■ **The problem**
Find the word "this" in the data. Return every line where it appears.

■ **Information shown**
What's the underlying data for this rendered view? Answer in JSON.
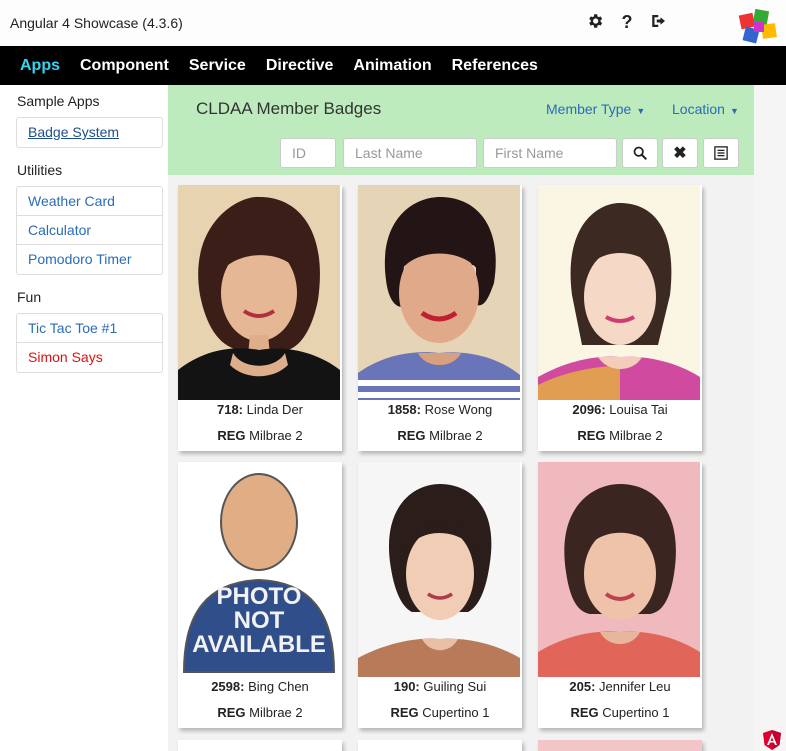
{
  "window": {
    "title": "Angular 4 Showcase (4.3.6)"
  },
  "toolbar_icons": [
    "gear-icon",
    "help-icon",
    "sign-out-icon"
  ],
  "nav": {
    "items": [
      {
        "label": "Apps",
        "active": true
      },
      {
        "label": "Component",
        "active": false
      },
      {
        "label": "Service",
        "active": false
      },
      {
        "label": "Directive",
        "active": false
      },
      {
        "label": "Animation",
        "active": false
      },
      {
        "label": "References",
        "active": false
      }
    ]
  },
  "sidebar": {
    "groups": [
      {
        "title": "Sample Apps",
        "items": [
          "Badge System"
        ]
      },
      {
        "title": "Utilities",
        "items": [
          "Weather Card",
          "Calculator",
          "Pomodoro Timer"
        ]
      },
      {
        "title": "Fun",
        "items": [
          "Tic Tac Toe #1",
          "Simon Says"
        ]
      }
    ]
  },
  "panel": {
    "title": "CLDAA Member Badges",
    "member_type_label": "Member Type",
    "location_label": "Location",
    "id_placeholder": "ID",
    "last_name_placeholder": "Last Name",
    "first_name_placeholder": "First Name"
  },
  "badges": [
    {
      "id": "718:",
      "name": "Linda Der",
      "type": "REG",
      "location": "Milbrae 2"
    },
    {
      "id": "1858:",
      "name": "Rose Wong",
      "type": "REG",
      "location": "Milbrae 2"
    },
    {
      "id": "2096:",
      "name": "Louisa Tai",
      "type": "REG",
      "location": "Milbrae 2"
    },
    {
      "id": "2598:",
      "name": "Bing Chen",
      "type": "REG",
      "location": "Milbrae 2"
    },
    {
      "id": "190:",
      "name": "Guiling Sui",
      "type": "REG",
      "location": "Cupertino 1"
    },
    {
      "id": "205:",
      "name": "Jennifer Leu",
      "type": "REG",
      "location": "Cupertino 1"
    }
  ],
  "photo_placeholder": {
    "line1": "PHOTO",
    "line2": "NOT",
    "line3": "AVAILABLE"
  },
  "colors": {
    "nav_active": "#35d3f0",
    "panel_bg": "#bdebbd",
    "link": "#2a6cb6",
    "alert_link": "#dd1111"
  }
}
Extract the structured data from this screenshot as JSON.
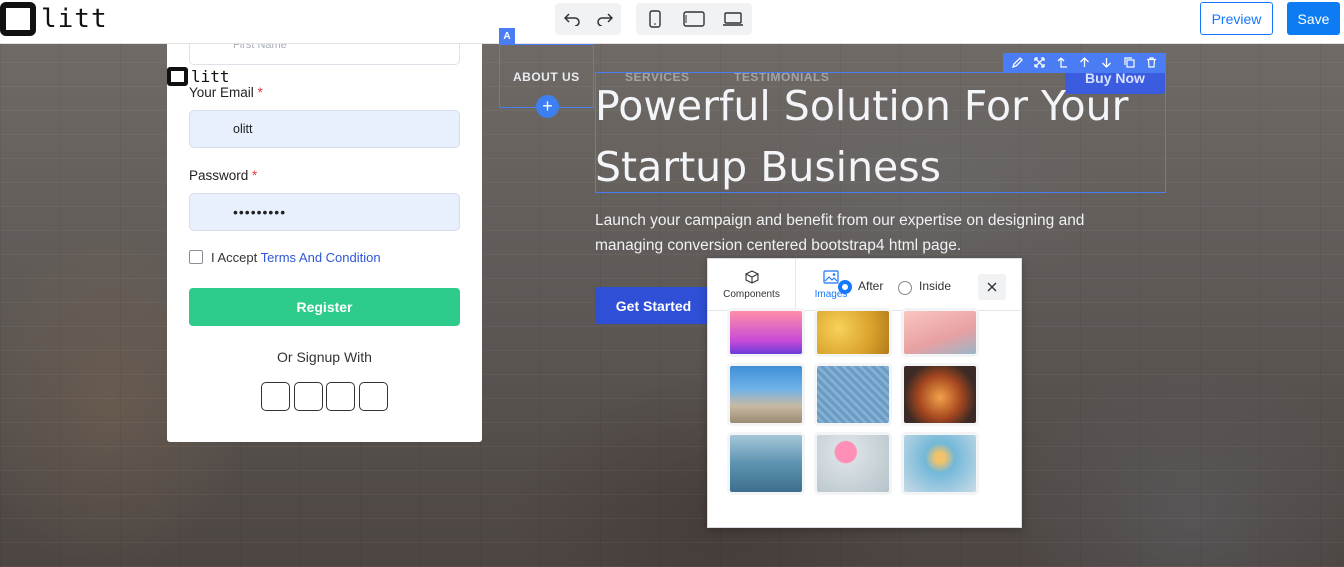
{
  "topbar": {
    "logo_text": "litt",
    "preview_label": "Preview",
    "save_label": "Save"
  },
  "hero": {
    "nav": {
      "about": "ABOUT US",
      "services": "SERVICES",
      "testimonials": "TESTIMONIALS"
    },
    "selection_tag": "A",
    "buy_label": "Buy Now",
    "title": "Powerful Solution For Your Startup Business",
    "subtitle": "Launch your campaign and benefit from our expertise on designing and managing conversion centered bootstrap4 html page.",
    "cta_label": "Get Started"
  },
  "form": {
    "first_name_placeholder": "First Name",
    "logo_text": "litt",
    "email_label": "Your Email",
    "email_value": "olitt",
    "password_label": "Password",
    "password_value": "•••••••••",
    "required_mark": "*",
    "accept_prefix": "I Accept",
    "accept_link": "Terms And Condition",
    "register_label": "Register",
    "or_signup": "Or Signup With"
  },
  "panel": {
    "tabs": {
      "components": "Components",
      "images": "Images"
    },
    "placement": {
      "after": "After",
      "inside": "Inside",
      "selected": "After"
    }
  },
  "colors": {
    "accent": "#1677ff",
    "selection": "#4a7cf3",
    "register": "#2ecc8a",
    "cta": "#2f4fd6"
  }
}
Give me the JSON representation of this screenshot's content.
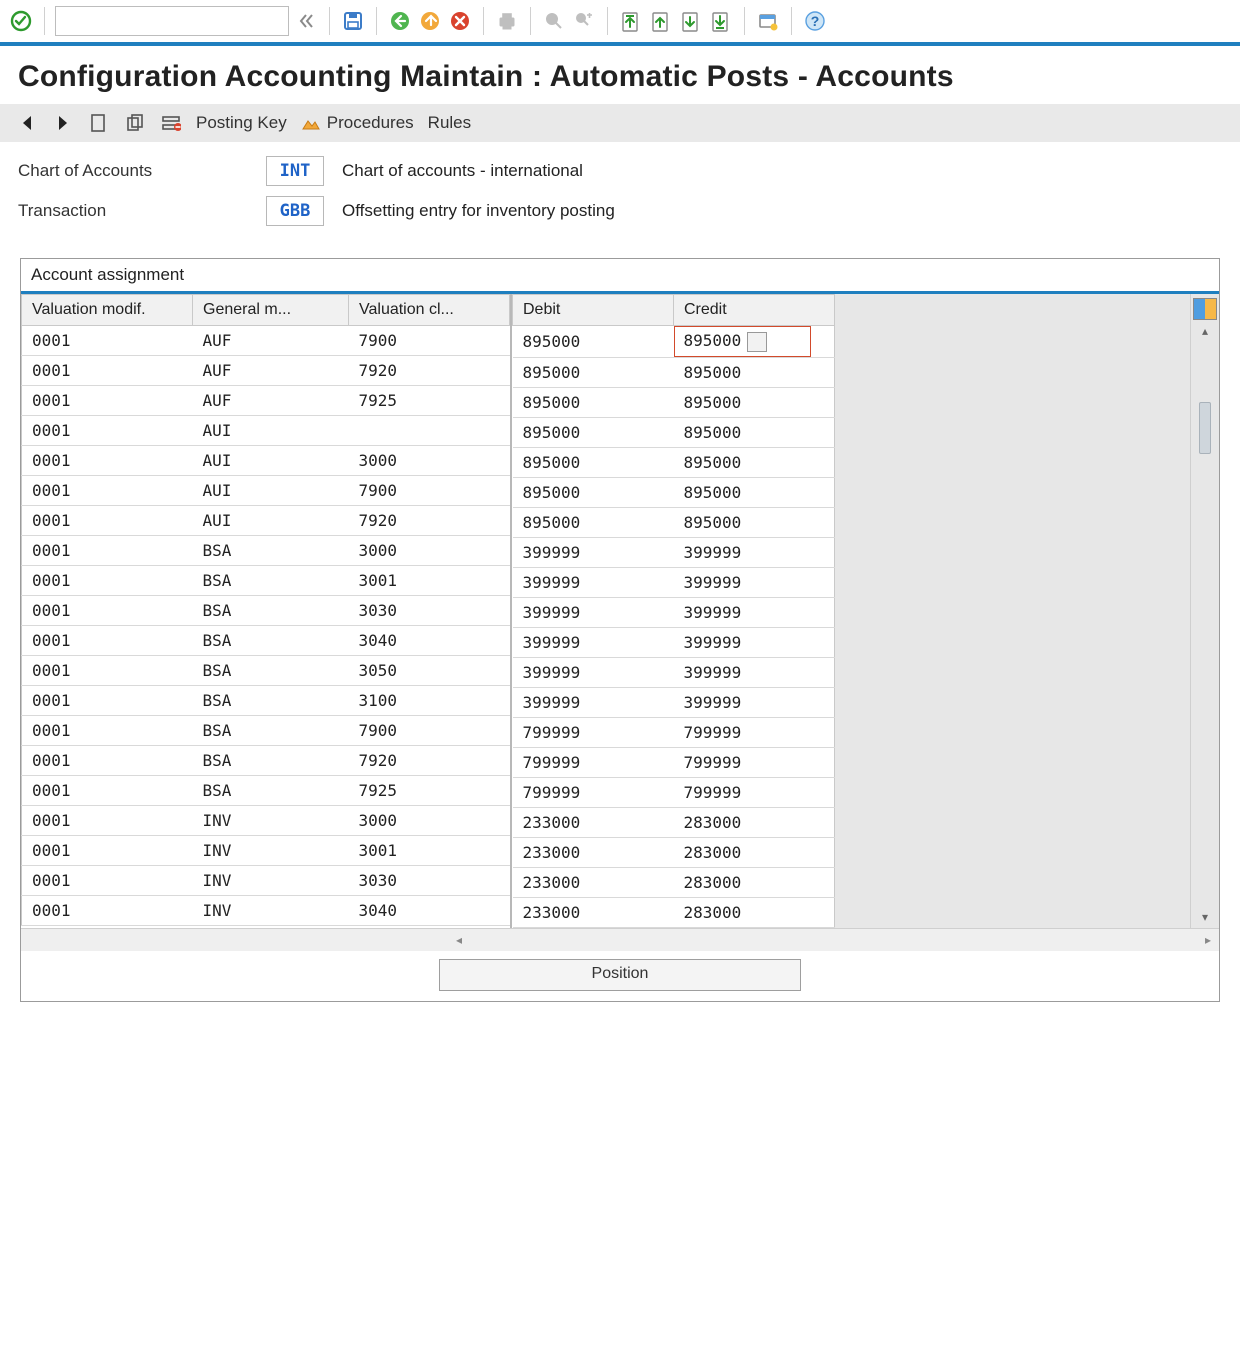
{
  "title": "Configuration Accounting Maintain : Automatic Posts - Accounts",
  "apptoolbar": {
    "posting_key": "Posting Key",
    "procedures": "Procedures",
    "rules": "Rules"
  },
  "params": {
    "coa_label": "Chart of Accounts",
    "coa_code": "INT",
    "coa_text": "Chart of accounts - international",
    "trx_label": "Transaction",
    "trx_code": "GBB",
    "trx_text": "Offsetting entry for inventory posting"
  },
  "table": {
    "caption": "Account assignment",
    "cols": {
      "vm": "Valuation modif.",
      "gm": "General m...",
      "vc": "Valuation cl...",
      "db": "Debit",
      "cr": "Credit"
    },
    "rows": [
      {
        "vm": "0001",
        "gm": "AUF",
        "vc": "7900",
        "db": "895000",
        "cr": "895000"
      },
      {
        "vm": "0001",
        "gm": "AUF",
        "vc": "7920",
        "db": "895000",
        "cr": "895000"
      },
      {
        "vm": "0001",
        "gm": "AUF",
        "vc": "7925",
        "db": "895000",
        "cr": "895000"
      },
      {
        "vm": "0001",
        "gm": "AUI",
        "vc": "",
        "db": "895000",
        "cr": "895000"
      },
      {
        "vm": "0001",
        "gm": "AUI",
        "vc": "3000",
        "db": "895000",
        "cr": "895000"
      },
      {
        "vm": "0001",
        "gm": "AUI",
        "vc": "7900",
        "db": "895000",
        "cr": "895000"
      },
      {
        "vm": "0001",
        "gm": "AUI",
        "vc": "7920",
        "db": "895000",
        "cr": "895000"
      },
      {
        "vm": "0001",
        "gm": "BSA",
        "vc": "3000",
        "db": "399999",
        "cr": "399999"
      },
      {
        "vm": "0001",
        "gm": "BSA",
        "vc": "3001",
        "db": "399999",
        "cr": "399999"
      },
      {
        "vm": "0001",
        "gm": "BSA",
        "vc": "3030",
        "db": "399999",
        "cr": "399999"
      },
      {
        "vm": "0001",
        "gm": "BSA",
        "vc": "3040",
        "db": "399999",
        "cr": "399999"
      },
      {
        "vm": "0001",
        "gm": "BSA",
        "vc": "3050",
        "db": "399999",
        "cr": "399999"
      },
      {
        "vm": "0001",
        "gm": "BSA",
        "vc": "3100",
        "db": "399999",
        "cr": "399999"
      },
      {
        "vm": "0001",
        "gm": "BSA",
        "vc": "7900",
        "db": "799999",
        "cr": "799999"
      },
      {
        "vm": "0001",
        "gm": "BSA",
        "vc": "7920",
        "db": "799999",
        "cr": "799999"
      },
      {
        "vm": "0001",
        "gm": "BSA",
        "vc": "7925",
        "db": "799999",
        "cr": "799999"
      },
      {
        "vm": "0001",
        "gm": "INV",
        "vc": "3000",
        "db": "233000",
        "cr": "283000"
      },
      {
        "vm": "0001",
        "gm": "INV",
        "vc": "3001",
        "db": "233000",
        "cr": "283000"
      },
      {
        "vm": "0001",
        "gm": "INV",
        "vc": "3030",
        "db": "233000",
        "cr": "283000"
      },
      {
        "vm": "0001",
        "gm": "INV",
        "vc": "3040",
        "db": "233000",
        "cr": "283000"
      }
    ],
    "position_btn": "Position"
  },
  "icons": {
    "enter": "enter-icon",
    "save": "save-icon",
    "back": "back-icon",
    "exit": "exit-icon",
    "cancel": "cancel-icon",
    "print": "print-icon",
    "find": "find-icon",
    "findnext": "find-next-icon",
    "firstpage": "first-page-icon",
    "prevpage": "prev-page-icon",
    "nextpage": "next-page-icon",
    "lastpage": "last-page-icon",
    "newsession": "new-session-icon",
    "help": "help-icon"
  }
}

■ **Full answer**
What's the underlying data for this rendered view? Answer in JSON.
Extract the structured data from this screenshot as JSON.
Give me the JSON representation of this screenshot's content.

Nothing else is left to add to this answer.